Input material |
━━━━━━━━
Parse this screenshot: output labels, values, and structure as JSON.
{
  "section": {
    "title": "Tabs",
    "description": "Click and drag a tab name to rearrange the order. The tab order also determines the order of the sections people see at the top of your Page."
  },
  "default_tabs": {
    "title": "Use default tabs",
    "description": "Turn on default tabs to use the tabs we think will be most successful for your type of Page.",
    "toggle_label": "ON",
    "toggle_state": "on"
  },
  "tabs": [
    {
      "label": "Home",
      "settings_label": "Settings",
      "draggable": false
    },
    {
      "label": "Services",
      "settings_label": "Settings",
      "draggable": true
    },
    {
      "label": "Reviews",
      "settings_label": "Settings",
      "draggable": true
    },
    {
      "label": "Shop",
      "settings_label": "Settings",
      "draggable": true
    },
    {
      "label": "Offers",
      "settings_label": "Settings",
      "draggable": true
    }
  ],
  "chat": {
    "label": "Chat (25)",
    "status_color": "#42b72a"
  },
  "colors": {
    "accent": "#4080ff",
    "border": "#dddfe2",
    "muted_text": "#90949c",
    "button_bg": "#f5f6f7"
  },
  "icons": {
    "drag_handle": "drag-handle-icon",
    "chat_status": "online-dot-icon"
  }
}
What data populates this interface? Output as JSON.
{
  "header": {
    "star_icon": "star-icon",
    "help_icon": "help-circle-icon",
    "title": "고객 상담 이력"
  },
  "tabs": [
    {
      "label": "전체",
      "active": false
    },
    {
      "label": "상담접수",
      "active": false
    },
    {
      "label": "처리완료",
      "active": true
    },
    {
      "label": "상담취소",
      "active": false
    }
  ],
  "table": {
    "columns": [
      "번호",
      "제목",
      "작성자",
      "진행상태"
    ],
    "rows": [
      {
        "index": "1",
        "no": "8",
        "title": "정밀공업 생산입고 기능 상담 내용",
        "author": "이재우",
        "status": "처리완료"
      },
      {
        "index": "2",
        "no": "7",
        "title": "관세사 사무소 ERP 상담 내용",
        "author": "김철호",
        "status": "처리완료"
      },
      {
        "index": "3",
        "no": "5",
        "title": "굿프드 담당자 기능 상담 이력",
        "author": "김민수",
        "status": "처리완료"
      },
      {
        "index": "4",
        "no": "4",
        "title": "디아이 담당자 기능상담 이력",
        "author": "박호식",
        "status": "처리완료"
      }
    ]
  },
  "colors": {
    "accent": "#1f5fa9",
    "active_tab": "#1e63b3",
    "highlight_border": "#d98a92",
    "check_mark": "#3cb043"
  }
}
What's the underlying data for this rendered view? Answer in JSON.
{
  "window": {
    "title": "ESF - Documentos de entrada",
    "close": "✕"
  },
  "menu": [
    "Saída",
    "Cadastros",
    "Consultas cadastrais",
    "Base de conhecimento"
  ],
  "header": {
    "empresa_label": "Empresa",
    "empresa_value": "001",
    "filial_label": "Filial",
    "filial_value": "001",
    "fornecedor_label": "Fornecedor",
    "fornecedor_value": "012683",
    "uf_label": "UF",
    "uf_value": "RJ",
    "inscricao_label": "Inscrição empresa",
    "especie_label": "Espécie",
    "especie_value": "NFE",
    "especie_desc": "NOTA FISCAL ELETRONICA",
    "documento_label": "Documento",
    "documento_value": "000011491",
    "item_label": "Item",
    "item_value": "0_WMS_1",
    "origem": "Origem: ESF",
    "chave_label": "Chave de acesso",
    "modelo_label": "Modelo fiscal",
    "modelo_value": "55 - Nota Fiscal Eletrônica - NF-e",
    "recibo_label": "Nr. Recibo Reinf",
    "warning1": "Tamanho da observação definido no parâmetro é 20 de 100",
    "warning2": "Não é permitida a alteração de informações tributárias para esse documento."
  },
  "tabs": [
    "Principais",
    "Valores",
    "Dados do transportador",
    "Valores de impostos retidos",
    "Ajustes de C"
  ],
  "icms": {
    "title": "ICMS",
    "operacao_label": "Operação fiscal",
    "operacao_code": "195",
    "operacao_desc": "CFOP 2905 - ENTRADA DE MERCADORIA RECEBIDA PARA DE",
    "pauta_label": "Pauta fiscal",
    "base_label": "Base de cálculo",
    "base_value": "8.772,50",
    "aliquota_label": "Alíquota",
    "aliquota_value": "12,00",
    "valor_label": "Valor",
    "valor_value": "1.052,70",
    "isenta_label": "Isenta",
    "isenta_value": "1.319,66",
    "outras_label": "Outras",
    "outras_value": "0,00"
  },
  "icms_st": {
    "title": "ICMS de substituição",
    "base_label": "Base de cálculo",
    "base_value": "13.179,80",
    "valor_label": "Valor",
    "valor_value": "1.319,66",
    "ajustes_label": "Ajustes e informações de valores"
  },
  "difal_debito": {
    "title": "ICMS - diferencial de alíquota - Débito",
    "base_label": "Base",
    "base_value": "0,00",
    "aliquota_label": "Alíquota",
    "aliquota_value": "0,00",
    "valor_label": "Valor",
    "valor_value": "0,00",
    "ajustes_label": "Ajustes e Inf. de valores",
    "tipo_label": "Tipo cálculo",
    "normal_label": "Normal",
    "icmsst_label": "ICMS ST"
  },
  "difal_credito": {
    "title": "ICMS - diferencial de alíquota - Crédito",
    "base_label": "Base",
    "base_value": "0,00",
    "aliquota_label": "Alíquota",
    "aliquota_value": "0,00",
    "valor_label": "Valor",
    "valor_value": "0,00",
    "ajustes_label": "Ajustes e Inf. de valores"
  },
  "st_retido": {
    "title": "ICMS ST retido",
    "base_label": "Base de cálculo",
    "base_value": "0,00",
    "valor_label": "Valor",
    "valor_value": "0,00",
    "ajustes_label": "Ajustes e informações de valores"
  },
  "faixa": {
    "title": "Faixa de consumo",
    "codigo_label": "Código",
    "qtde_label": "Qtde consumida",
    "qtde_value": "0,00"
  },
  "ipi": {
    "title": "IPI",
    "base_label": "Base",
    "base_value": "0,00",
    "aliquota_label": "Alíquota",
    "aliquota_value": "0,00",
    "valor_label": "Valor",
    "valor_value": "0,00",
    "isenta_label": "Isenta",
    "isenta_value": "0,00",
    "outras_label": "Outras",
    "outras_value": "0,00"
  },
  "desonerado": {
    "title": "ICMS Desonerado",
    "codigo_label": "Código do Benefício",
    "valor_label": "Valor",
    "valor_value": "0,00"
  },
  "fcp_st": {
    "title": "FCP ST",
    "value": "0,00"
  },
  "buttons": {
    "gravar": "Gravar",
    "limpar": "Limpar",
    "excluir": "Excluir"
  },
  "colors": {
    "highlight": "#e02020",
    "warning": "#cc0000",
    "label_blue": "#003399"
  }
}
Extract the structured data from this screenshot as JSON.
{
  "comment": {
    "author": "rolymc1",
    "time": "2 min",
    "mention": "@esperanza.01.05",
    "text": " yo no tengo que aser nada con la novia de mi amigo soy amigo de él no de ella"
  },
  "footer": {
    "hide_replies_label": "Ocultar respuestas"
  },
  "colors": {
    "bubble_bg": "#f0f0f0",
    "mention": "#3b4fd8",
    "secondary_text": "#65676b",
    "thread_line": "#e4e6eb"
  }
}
━━━━━━━━
Goal | Each record above should be restated word for word.

Result of this task |
Parse this screenshot: output labels, values, and structure as JSON.
{
  "section": {
    "title": "Tabs",
    "description": "Click and drag a tab name to rearrange the order. The tab order also determines the order of the sections people see at the top of your Page."
  },
  "default_tabs": {
    "title": "Use default tabs",
    "description": "Turn on default tabs to use the tabs we think will be most successful for your type of Page.",
    "toggle_label": "ON",
    "toggle_state": "on"
  },
  "tabs": [
    {
      "label": "Home",
      "settings_label": "Settings",
      "draggable": false
    },
    {
      "label": "Services",
      "settings_label": "Settings",
      "draggable": true
    },
    {
      "label": "Reviews",
      "settings_label": "Settings",
      "draggable": true
    },
    {
      "label": "Shop",
      "settings_label": "Settings",
      "draggable": true
    },
    {
      "label": "Offers",
      "settings_label": "Settings",
      "draggable": true
    }
  ],
  "chat": {
    "label": "Chat (25)",
    "status_color": "#42b72a"
  },
  "colors": {
    "accent": "#4080ff",
    "border": "#dddfe2",
    "muted_text": "#90949c",
    "button_bg": "#f5f6f7"
  },
  "icons": {
    "drag_handle": "drag-handle-icon",
    "chat_status": "online-dot-icon"
  }
}
What data populates this interface? Output as JSON.
{
  "header": {
    "star_icon": "star-icon",
    "help_icon": "help-circle-icon",
    "title": "고객 상담 이력"
  },
  "tabs": [
    {
      "label": "전체",
      "active": false
    },
    {
      "label": "상담접수",
      "active": false
    },
    {
      "label": "처리완료",
      "active": true
    },
    {
      "label": "상담취소",
      "active": false
    }
  ],
  "table": {
    "columns": [
      "번호",
      "제목",
      "작성자",
      "진행상태"
    ],
    "rows": [
      {
        "index": "1",
        "no": "8",
        "title": "정밀공업 생산입고 기능 상담 내용",
        "author": "이재우",
        "status": "처리완료"
      },
      {
        "index": "2",
        "no": "7",
        "title": "관세사 사무소 ERP 상담 내용",
        "author": "김철호",
        "status": "처리완료"
      },
      {
        "index": "3",
        "no": "5",
        "title": "굿프드 담당자 기능 상담 이력",
        "author": "김민수",
        "status": "처리완료"
      },
      {
        "index": "4",
        "no": "4",
        "title": "디아이 담당자 기능상담 이력",
        "author": "박호식",
        "status": "처리완료"
      }
    ]
  },
  "colors": {
    "accent": "#1f5fa9",
    "active_tab": "#1e63b3",
    "highlight_border": "#d98a92",
    "check_mark": "#3cb043"
  }
}
What's the underlying data for this rendered view? Answer in JSON.
{
  "window": {
    "title": "ESF - Documentos de entrada",
    "close": "✕"
  },
  "menu": [
    "Saída",
    "Cadastros",
    "Consultas cadastrais",
    "Base de conhecimento"
  ],
  "header": {
    "empresa_label": "Empresa",
    "empresa_value": "001",
    "filial_label": "Filial",
    "filial_value": "001",
    "fornecedor_label": "Fornecedor",
    "fornecedor_value": "012683",
    "uf_label": "UF",
    "uf_value": "RJ",
    "inscricao_label": "Inscrição empresa",
    "especie_label": "Espécie",
    "especie_value": "NFE",
    "especie_desc": "NOTA FISCAL ELETRONICA",
    "documento_label": "Documento",
    "documento_value": "000011491",
    "item_label": "Item",
    "item_value": "0_WMS_1",
    "origem": "Origem: ESF",
    "chave_label": "Chave de acesso",
    "modelo_label": "Modelo fiscal",
    "modelo_value": "55 - Nota Fiscal Eletrônica - NF-e",
    "recibo_label": "Nr. Recibo Reinf",
    "warning1": "Tamanho da observação definido no parâmetro é 20 de 100",
    "warning2": "Não é permitida a alteração de informações tributárias para esse documento."
  },
  "tabs": [
    "Principais",
    "Valores",
    "Dados do transportador",
    "Valores de impostos retidos",
    "Ajustes de C"
  ],
  "icms": {
    "title": "ICMS",
    "operacao_label": "Operação fiscal",
    "operacao_code": "195",
    "operacao_desc": "CFOP 2905 - ENTRADA DE MERCADORIA RECEBIDA PARA DE",
    "pauta_label": "Pauta fiscal",
    "base_label": "Base de cálculo",
    "base_value": "8.772,50",
    "aliquota_label": "Alíquota",
    "aliquota_value": "12,00",
    "valor_label": "Valor",
    "valor_value": "1.052,70",
    "isenta_label": "Isenta",
    "isenta_value": "1.319,66",
    "outras_label": "Outras",
    "outras_value": "0,00"
  },
  "icms_st": {
    "title": "ICMS de substituição",
    "base_label": "Base de cálculo",
    "base_value": "13.179,80",
    "valor_label": "Valor",
    "valor_value": "1.319,66",
    "ajustes_label": "Ajustes e informações de valores"
  },
  "difal_debito": {
    "title": "ICMS - diferencial de alíquota - Débito",
    "base_label": "Base",
    "base_value": "0,00",
    "aliquota_label": "Alíquota",
    "aliquota_value": "0,00",
    "valor_label": "Valor",
    "valor_value": "0,00",
    "ajustes_label": "Ajustes e Inf. de valores",
    "tipo_label": "Tipo cálculo",
    "normal_label": "Normal",
    "icmsst_label": "ICMS ST"
  },
  "difal_credito": {
    "title": "ICMS - diferencial de alíquota - Crédito",
    "base_label": "Base",
    "base_value": "0,00",
    "aliquota_label": "Alíquota",
    "aliquota_value": "0,00",
    "valor_label": "Valor",
    "valor_value": "0,00",
    "ajustes_label": "Ajustes e Inf. de valores"
  },
  "st_retido": {
    "title": "ICMS ST retido",
    "base_label": "Base de cálculo",
    "base_value": "0,00",
    "valor_label": "Valor",
    "valor_value": "0,00",
    "ajustes_label": "Ajustes e informações de valores"
  },
  "faixa": {
    "title": "Faixa de consumo",
    "codigo_label": "Código",
    "qtde_label": "Qtde consumida",
    "qtde_value": "0,00"
  },
  "ipi": {
    "title": "IPI",
    "base_label": "Base",
    "base_value": "0,00",
    "aliquota_label": "Alíquota",
    "aliquota_value": "0,00",
    "valor_label": "Valor",
    "valor_value": "0,00",
    "isenta_label": "Isenta",
    "isenta_value": "0,00",
    "outras_label": "Outras",
    "outras_value": "0,00"
  },
  "desonerado": {
    "title": "ICMS Desonerado",
    "codigo_label": "Código do Benefício",
    "valor_label": "Valor",
    "valor_value": "0,00"
  },
  "fcp_st": {
    "title": "FCP ST",
    "value": "0,00"
  },
  "buttons": {
    "gravar": "Gravar",
    "limpar": "Limpar",
    "excluir": "Excluir"
  },
  "colors": {
    "highlight": "#e02020",
    "warning": "#cc0000",
    "label_blue": "#003399"
  }
}
Extract the structured data from this screenshot as JSON.
{
  "comment": {
    "author": "rolymc1",
    "time": "2 min",
    "mention": "@esperanza.01.05",
    "text": " yo no tengo que aser nada con la novia de mi amigo soy amigo de él no de ella"
  },
  "footer": {
    "hide_replies_label": "Ocultar respuestas"
  },
  "colors": {
    "bubble_bg": "#f0f0f0",
    "mention": "#3b4fd8",
    "secondary_text": "#65676b",
    "thread_line": "#e4e6eb"
  }
}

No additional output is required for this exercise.